▶ **LISTED ENTRIES**
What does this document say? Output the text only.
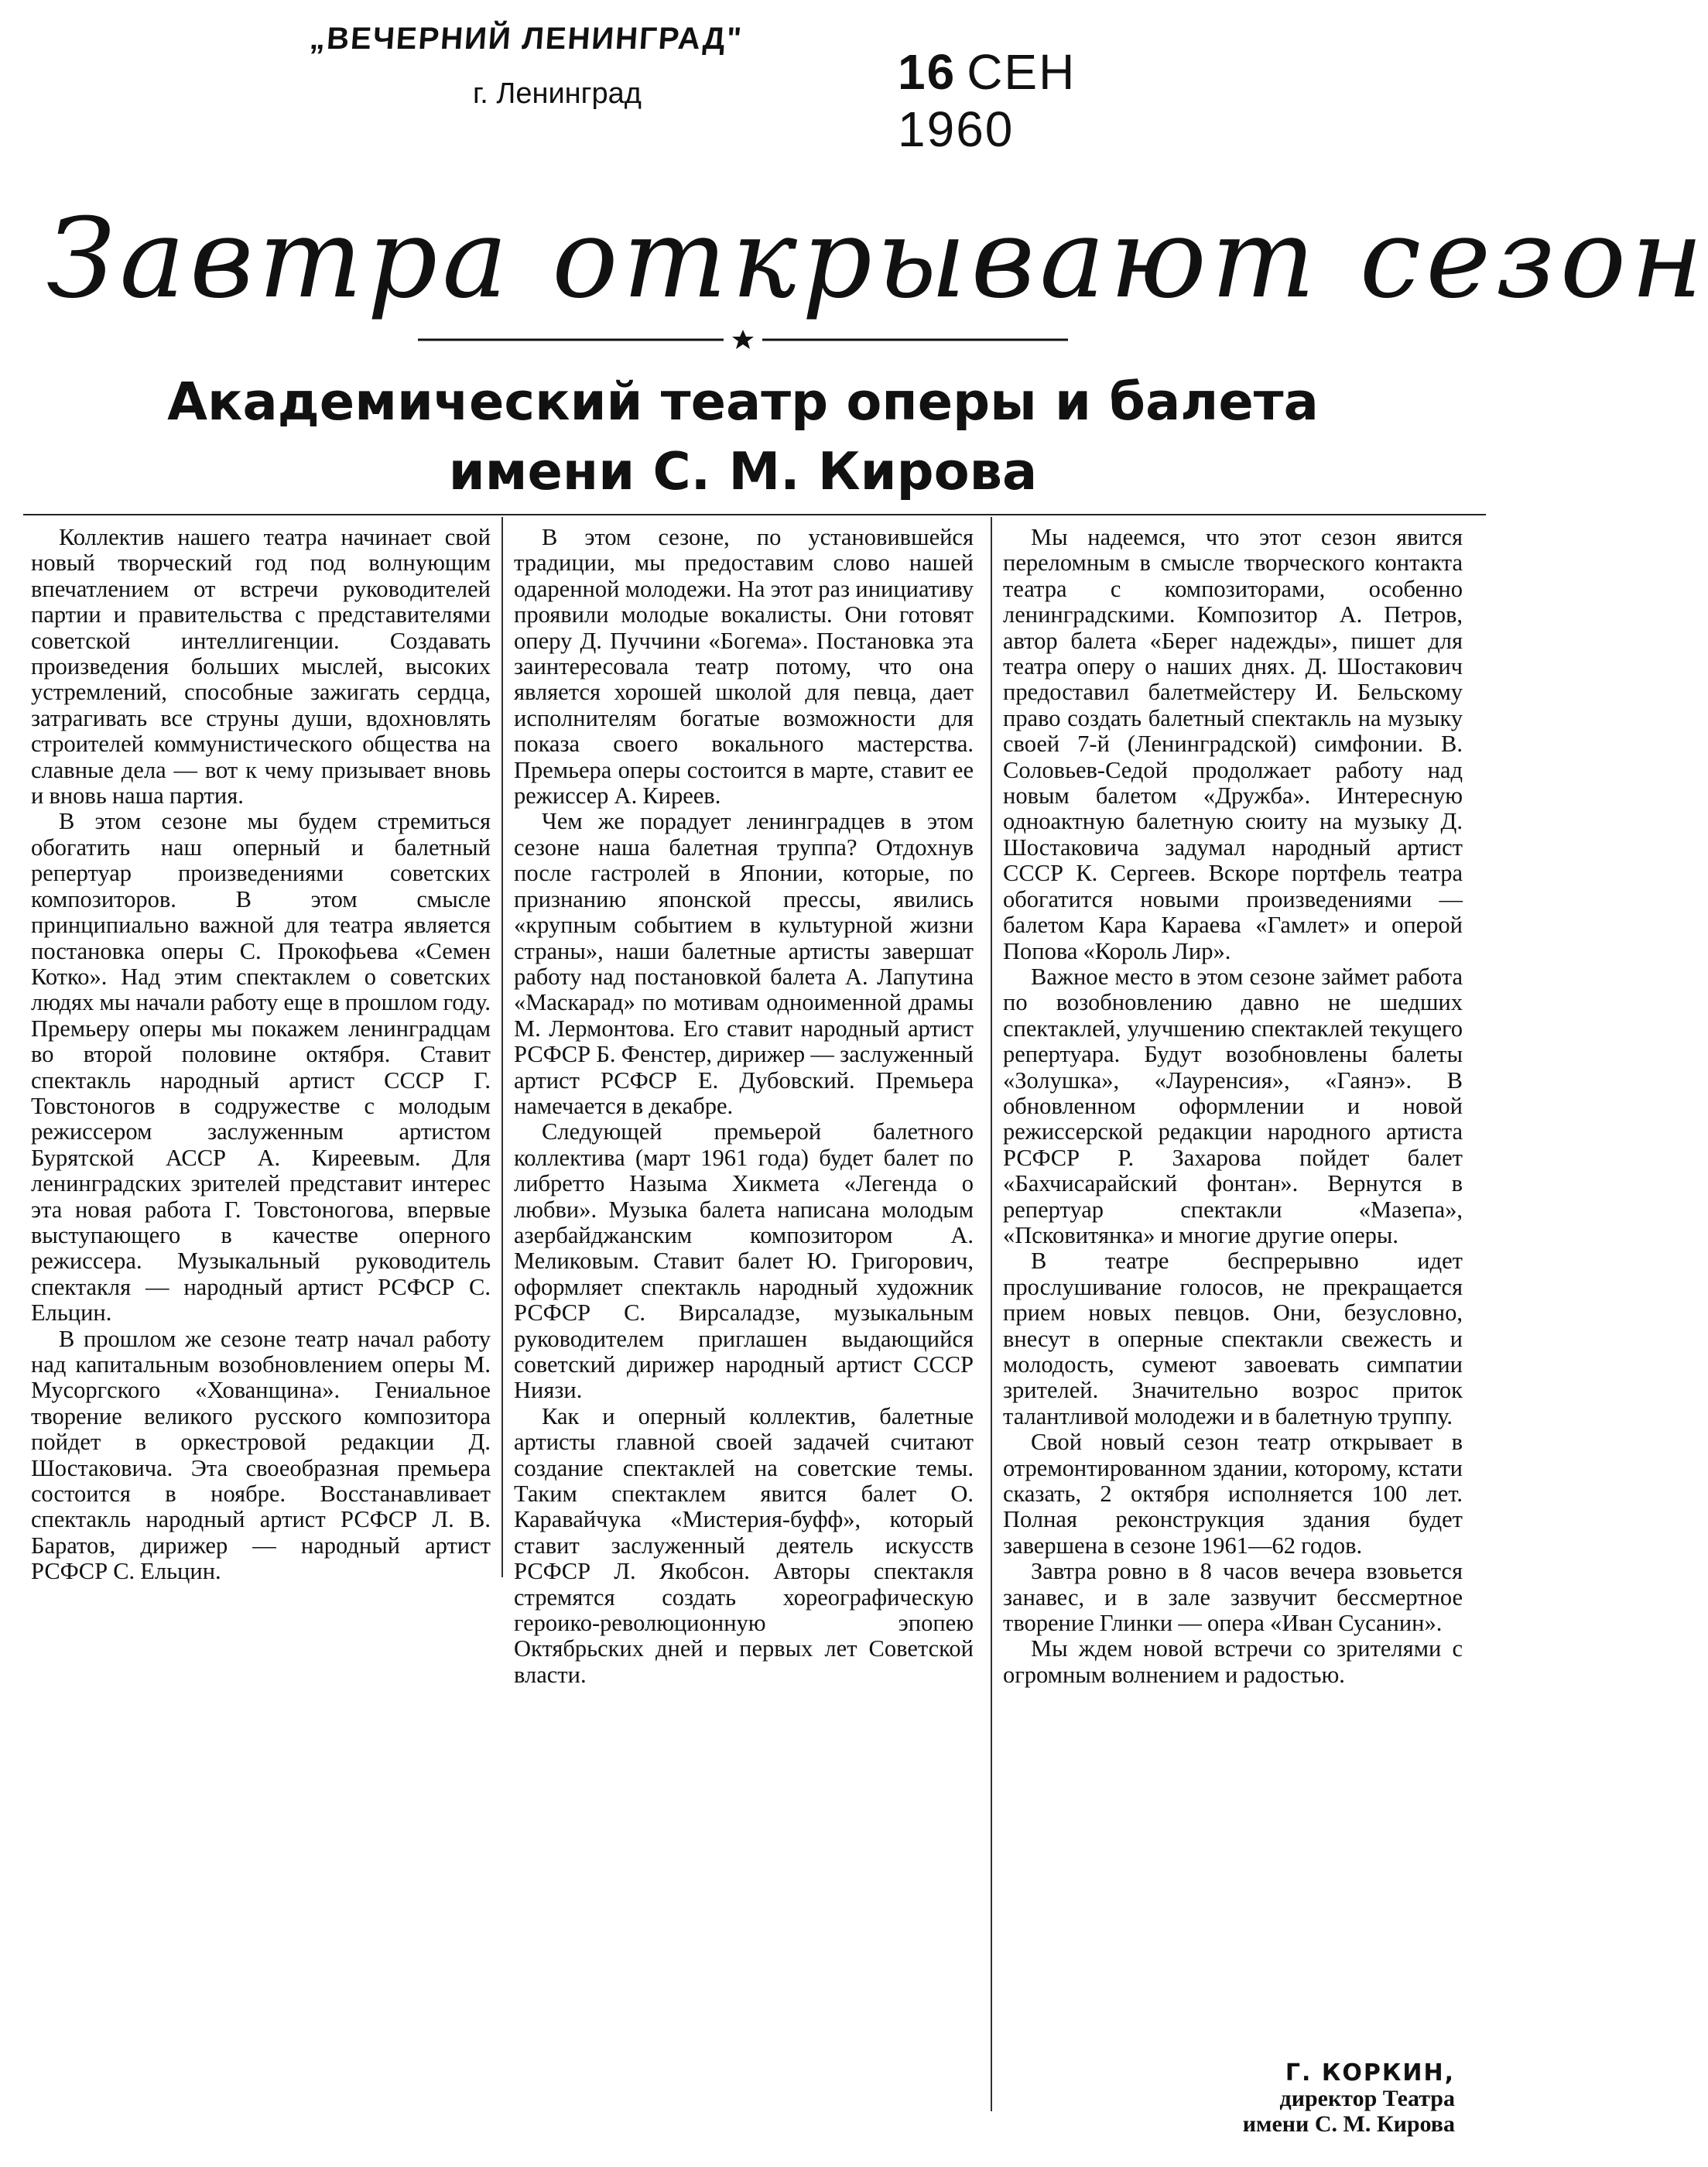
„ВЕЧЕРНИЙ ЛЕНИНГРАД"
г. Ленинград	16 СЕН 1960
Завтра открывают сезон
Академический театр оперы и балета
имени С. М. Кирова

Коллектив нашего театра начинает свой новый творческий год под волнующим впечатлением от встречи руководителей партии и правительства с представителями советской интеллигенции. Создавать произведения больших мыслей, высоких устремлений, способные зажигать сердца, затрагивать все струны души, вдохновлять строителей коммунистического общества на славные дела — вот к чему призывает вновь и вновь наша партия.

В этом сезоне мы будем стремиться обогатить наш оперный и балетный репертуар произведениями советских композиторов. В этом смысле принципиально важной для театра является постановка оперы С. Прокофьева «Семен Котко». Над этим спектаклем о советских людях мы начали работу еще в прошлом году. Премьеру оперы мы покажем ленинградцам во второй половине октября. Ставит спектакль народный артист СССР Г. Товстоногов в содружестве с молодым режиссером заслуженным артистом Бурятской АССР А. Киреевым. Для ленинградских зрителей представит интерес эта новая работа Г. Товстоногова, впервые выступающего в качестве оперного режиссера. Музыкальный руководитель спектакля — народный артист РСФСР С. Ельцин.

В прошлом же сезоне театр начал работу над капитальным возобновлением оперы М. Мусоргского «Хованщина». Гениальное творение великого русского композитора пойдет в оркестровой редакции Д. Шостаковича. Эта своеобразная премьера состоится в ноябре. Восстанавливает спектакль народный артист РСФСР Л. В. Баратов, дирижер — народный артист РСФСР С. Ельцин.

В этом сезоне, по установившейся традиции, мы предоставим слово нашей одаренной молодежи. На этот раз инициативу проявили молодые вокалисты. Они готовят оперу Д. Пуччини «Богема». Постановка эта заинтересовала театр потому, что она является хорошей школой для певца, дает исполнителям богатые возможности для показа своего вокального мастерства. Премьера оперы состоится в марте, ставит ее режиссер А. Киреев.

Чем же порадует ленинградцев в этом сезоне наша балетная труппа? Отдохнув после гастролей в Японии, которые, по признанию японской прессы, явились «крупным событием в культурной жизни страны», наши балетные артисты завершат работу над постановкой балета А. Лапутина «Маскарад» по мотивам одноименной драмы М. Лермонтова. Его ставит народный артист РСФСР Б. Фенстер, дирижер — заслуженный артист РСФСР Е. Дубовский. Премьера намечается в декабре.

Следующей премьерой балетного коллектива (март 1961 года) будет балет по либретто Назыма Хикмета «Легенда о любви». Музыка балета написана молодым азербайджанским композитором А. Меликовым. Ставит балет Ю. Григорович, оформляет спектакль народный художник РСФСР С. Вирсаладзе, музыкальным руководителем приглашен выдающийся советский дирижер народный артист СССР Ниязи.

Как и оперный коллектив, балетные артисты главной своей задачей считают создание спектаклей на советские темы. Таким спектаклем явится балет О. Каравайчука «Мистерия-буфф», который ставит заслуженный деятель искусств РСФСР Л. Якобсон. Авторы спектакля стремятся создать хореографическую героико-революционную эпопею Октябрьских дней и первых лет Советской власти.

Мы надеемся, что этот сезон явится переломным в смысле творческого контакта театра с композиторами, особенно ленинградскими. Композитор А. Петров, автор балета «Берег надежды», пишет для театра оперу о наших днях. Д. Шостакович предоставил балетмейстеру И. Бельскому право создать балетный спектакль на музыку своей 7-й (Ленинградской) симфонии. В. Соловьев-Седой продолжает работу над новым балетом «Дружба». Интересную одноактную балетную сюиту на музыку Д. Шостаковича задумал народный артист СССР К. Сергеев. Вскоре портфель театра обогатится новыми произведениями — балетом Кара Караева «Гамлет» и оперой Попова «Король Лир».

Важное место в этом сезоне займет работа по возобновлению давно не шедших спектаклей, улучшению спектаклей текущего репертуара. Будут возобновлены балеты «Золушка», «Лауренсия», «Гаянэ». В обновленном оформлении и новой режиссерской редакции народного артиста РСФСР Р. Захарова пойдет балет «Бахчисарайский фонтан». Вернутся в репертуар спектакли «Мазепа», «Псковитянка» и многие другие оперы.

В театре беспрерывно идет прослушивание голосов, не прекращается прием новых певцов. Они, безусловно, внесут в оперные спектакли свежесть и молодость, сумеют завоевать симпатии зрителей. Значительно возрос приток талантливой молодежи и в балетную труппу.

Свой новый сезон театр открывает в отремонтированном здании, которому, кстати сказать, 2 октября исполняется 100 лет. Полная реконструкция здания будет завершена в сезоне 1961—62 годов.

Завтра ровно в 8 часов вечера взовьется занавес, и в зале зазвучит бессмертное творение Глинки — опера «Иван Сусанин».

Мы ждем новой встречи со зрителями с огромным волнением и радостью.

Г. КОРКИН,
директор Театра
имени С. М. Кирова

▶ **TASK**
Reproduce the material word for word, minus the images.

▶ **SOLUTION TO THE EXERCISE**
What does this document say? Output the text only.
„ВЕЧЕРНИЙ ЛЕНИНГРАД"
г. Ленинград	16 СЕН 1960
Завтра открывают сезон
Академический театр оперы и балета
имени С. М. Кирова

Коллектив нашего театра начинает свой новый творческий год под волнующим впечатлением от встречи руководителей партии и правительства с представителями советской интеллигенции. Создавать произведения больших мыслей, высоких устремлений, способные зажигать сердца, затрагивать все струны души, вдохновлять строителей коммунистического общества на славные дела — вот к чему призывает вновь и вновь наша партия.

В этом сезоне мы будем стремиться обогатить наш оперный и балетный репертуар произведениями советских композиторов. В этом смысле принципиально важной для театра является постановка оперы С. Прокофьева «Семен Котко». Над этим спектаклем о советских людях мы начали работу еще в прошлом году. Премьеру оперы мы покажем ленинградцам во второй половине октября. Ставит спектакль народный артист СССР Г. Товстоногов в содружестве с молодым режиссером заслуженным артистом Бурятской АССР А. Киреевым. Для ленинградских зрителей представит интерес эта новая работа Г. Товстоногова, впервые выступающего в качестве оперного режиссера. Музыкальный руководитель спектакля — народный артист РСФСР С. Ельцин.

В прошлом же сезоне театр начал работу над капитальным возобновлением оперы М. Мусоргского «Хованщина». Гениальное творение великого русского композитора пойдет в оркестровой редакции Д. Шостаковича. Эта своеобразная премьера состоится в ноябре. Восстанавливает спектакль народный артист РСФСР Л. В. Баратов, дирижер — народный артист РСФСР С. Ельцин.

В этом сезоне, по установившейся традиции, мы предоставим слово нашей одаренной молодежи. На этот раз инициативу проявили молодые вокалисты. Они готовят оперу Д. Пуччини «Богема». Постановка эта заинтересовала театр потому, что она является хорошей школой для певца, дает исполнителям богатые возможности для показа своего вокального мастерства. Премьера оперы состоится в марте, ставит ее режиссер А. Киреев.

Чем же порадует ленинградцев в этом сезоне наша балетная труппа? Отдохнув после гастролей в Японии, которые, по признанию японской прессы, явились «крупным событием в культурной жизни страны», наши балетные артисты завершат работу над постановкой балета А. Лапутина «Маскарад» по мотивам одноименной драмы М. Лермонтова. Его ставит народный артист РСФСР Б. Фенстер, дирижер — заслуженный артист РСФСР Е. Дубовский. Премьера намечается в декабре.

Следующей премьерой балетного коллектива (март 1961 года) будет балет по либретто Назыма Хикмета «Легенда о любви». Музыка балета написана молодым азербайджанским композитором А. Меликовым. Ставит балет Ю. Григорович, оформляет спектакль народный художник РСФСР С. Вирсаладзе, музыкальным руководителем приглашен выдающийся советский дирижер народный артист СССР Ниязи.

Как и оперный коллектив, балетные артисты главной своей задачей считают создание спектаклей на советские темы. Таким спектаклем явится балет О. Каравайчука «Мистерия-буфф», который ставит заслуженный деятель искусств РСФСР Л. Якобсон. Авторы спектакля стремятся создать хореографическую героико-революционную эпопею Октябрьских дней и первых лет Советской власти.

Мы надеемся, что этот сезон явится переломным в смысле творческого контакта театра с композиторами, особенно ленинградскими. Композитор А. Петров, автор балета «Берег надежды», пишет для театра оперу о наших днях. Д. Шостакович предоставил балетмейстеру И. Бельскому право создать балетный спектакль на музыку своей 7-й (Ленинградской) симфонии. В. Соловьев-Седой продолжает работу над новым балетом «Дружба». Интересную одноактную балетную сюиту на музыку Д. Шостаковича задумал народный артист СССР К. Сергеев. Вскоре портфель театра обогатится новыми произведениями — балетом Кара Караева «Гамлет» и оперой Попова «Король Лир».

Важное место в этом сезоне займет работа по возобновлению давно не шедших спектаклей, улучшению спектаклей текущего репертуара. Будут возобновлены балеты «Золушка», «Лауренсия», «Гаянэ». В обновленном оформлении и новой режиссерской редакции народного артиста РСФСР Р. Захарова пойдет балет «Бахчисарайский фонтан». Вернутся в репертуар спектакли «Мазепа», «Псковитянка» и многие другие оперы.

В театре беспрерывно идет прослушивание голосов, не прекращается прием новых певцов. Они, безусловно, внесут в оперные спектакли свежесть и молодость, сумеют завоевать симпатии зрителей. Значительно возрос приток талантливой молодежи и в балетную труппу.

Свой новый сезон театр открывает в отремонтированном здании, которому, кстати сказать, 2 октября исполняется 100 лет. Полная реконструкция здания будет завершена в сезоне 1961—62 годов.

Завтра ровно в 8 часов вечера взовьется занавес, и в зале зазвучит бессмертное творение Глинки — опера «Иван Сусанин».

Мы ждем новой встречи со зрителями с огромным волнением и радостью.

Г. КОРКИН,
директор Театра
имени С. М. Кирова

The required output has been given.